Exercise materials:
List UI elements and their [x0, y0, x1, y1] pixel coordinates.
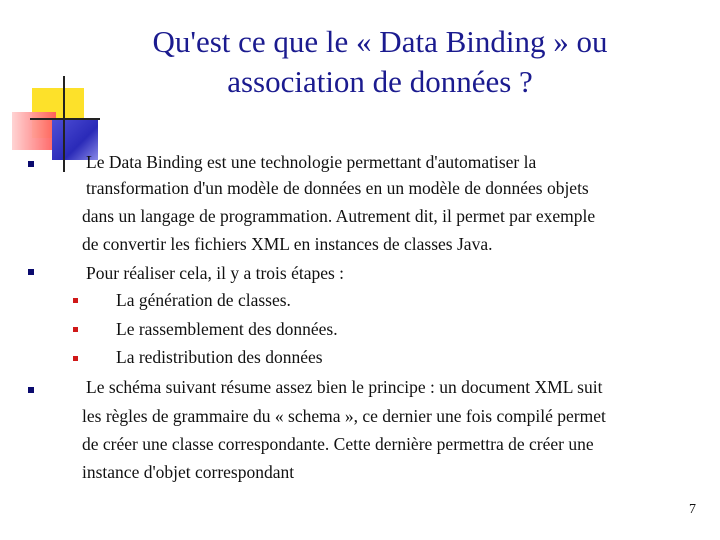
- page-number: 7: [689, 502, 696, 517]
- sub-bullet-icon: [73, 298, 78, 303]
- title-line-1: Qu'est ce que le « Data Binding » ou: [152, 24, 608, 59]
- horizontal-line-shape: [30, 118, 100, 120]
- bullet-3-line-4: instance d'objet correspondant: [82, 462, 295, 482]
- sub-bullet-icon: [73, 356, 78, 361]
- bullet-square-icon: [28, 387, 34, 393]
- vertical-line-shape: [63, 76, 65, 172]
- decorative-logo: [0, 0, 110, 170]
- bullet-2-line-1: Pour réaliser cela, il y a trois étapes :: [86, 263, 345, 283]
- bullet-3-line-2: les règles de grammaire du « schema », ce dernier une fois compilé permet: [82, 406, 606, 426]
- sub-item-2: Le rassemblement des données.: [116, 319, 338, 339]
- slide-title: [100, 22, 660, 102]
- bullet-1-line-2: transformation d'un modèle de données en un modèle de données objets: [86, 178, 589, 198]
- bullet-1-line-3: dans un langage de programmation. Autrement dit, il permet par exemple: [82, 206, 596, 226]
- bullet-1-line-1: Le Data Binding est une technologie permettant d'automatiser la: [86, 152, 537, 172]
- bullet-square-icon: [28, 269, 34, 275]
- sub-item-3: La redistribution des données: [116, 347, 323, 367]
- sub-item-1: La génération de classes.: [116, 290, 291, 310]
- title-line-2: association de données ?: [227, 64, 533, 99]
- bullet-3-line-3: de créer une classe correspondante. Cette dernière permettra de créer une: [82, 434, 594, 454]
- bullet-square-icon: [28, 161, 34, 167]
- bullet-1-line-4: de convertir les fichiers XML en instances de classes Java.: [82, 234, 493, 254]
- sub-bullet-icon: [73, 327, 78, 332]
- bullet-3-line-1: Le schéma suivant résume assez bien le principe : un document XML suit: [86, 377, 603, 397]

What needs to be done:
Reproduce the listing with every "bullet-square-icon" changed to "bullet-square-marker" and everything else left the same, omitting the picture.

Output below:
List UI elements and their [x0, y0, x1, y1] pixel coordinates.
- page-number: 7: [689, 502, 696, 517]
- sub-bullet-icon: [73, 298, 78, 303]
- title-line-1: Qu'est ce que le « Data Binding » ou: [152, 24, 608, 59]
- horizontal-line-shape: [30, 118, 100, 120]
- bullet-3-line-4: instance d'objet correspondant: [82, 462, 295, 482]
- sub-bullet-icon: [73, 356, 78, 361]
- bullet-square-marker: [28, 387, 34, 393]
- vertical-line-shape: [63, 76, 65, 172]
- decorative-logo: [0, 0, 110, 170]
- bullet-2-line-1: Pour réaliser cela, il y a trois étapes :: [86, 263, 345, 283]
- bullet-3-line-2: les règles de grammaire du « schema », ce dernier une fois compilé permet: [82, 406, 606, 426]
- sub-item-2: Le rassemblement des données.: [116, 319, 338, 339]
- slide-title: [100, 22, 660, 102]
- bullet-1-line-2: transformation d'un modèle de données en un modèle de données objets: [86, 178, 589, 198]
- bullet-1-line-3: dans un langage de programmation. Autrement dit, il permet par exemple: [82, 206, 596, 226]
- bullet-1-line-1: Le Data Binding est une technologie permettant d'automatiser la: [86, 152, 537, 172]
- bullet-square-marker: [28, 269, 34, 275]
- sub-item-3: La redistribution des données: [116, 347, 323, 367]
- sub-item-1: La génération de classes.: [116, 290, 291, 310]
- title-line-2: association de données ?: [227, 64, 533, 99]
- bullet-3-line-3: de créer une classe correspondante. Cette dernière permettra de créer une: [82, 434, 594, 454]
- bullet-square-marker: [28, 161, 34, 167]
- bullet-1-line-4: de convertir les fichiers XML en instances de classes Java.: [82, 234, 493, 254]
- sub-bullet-icon: [73, 327, 78, 332]
- bullet-3-line-1: Le schéma suivant résume assez bien le principe : un document XML suit: [86, 377, 603, 397]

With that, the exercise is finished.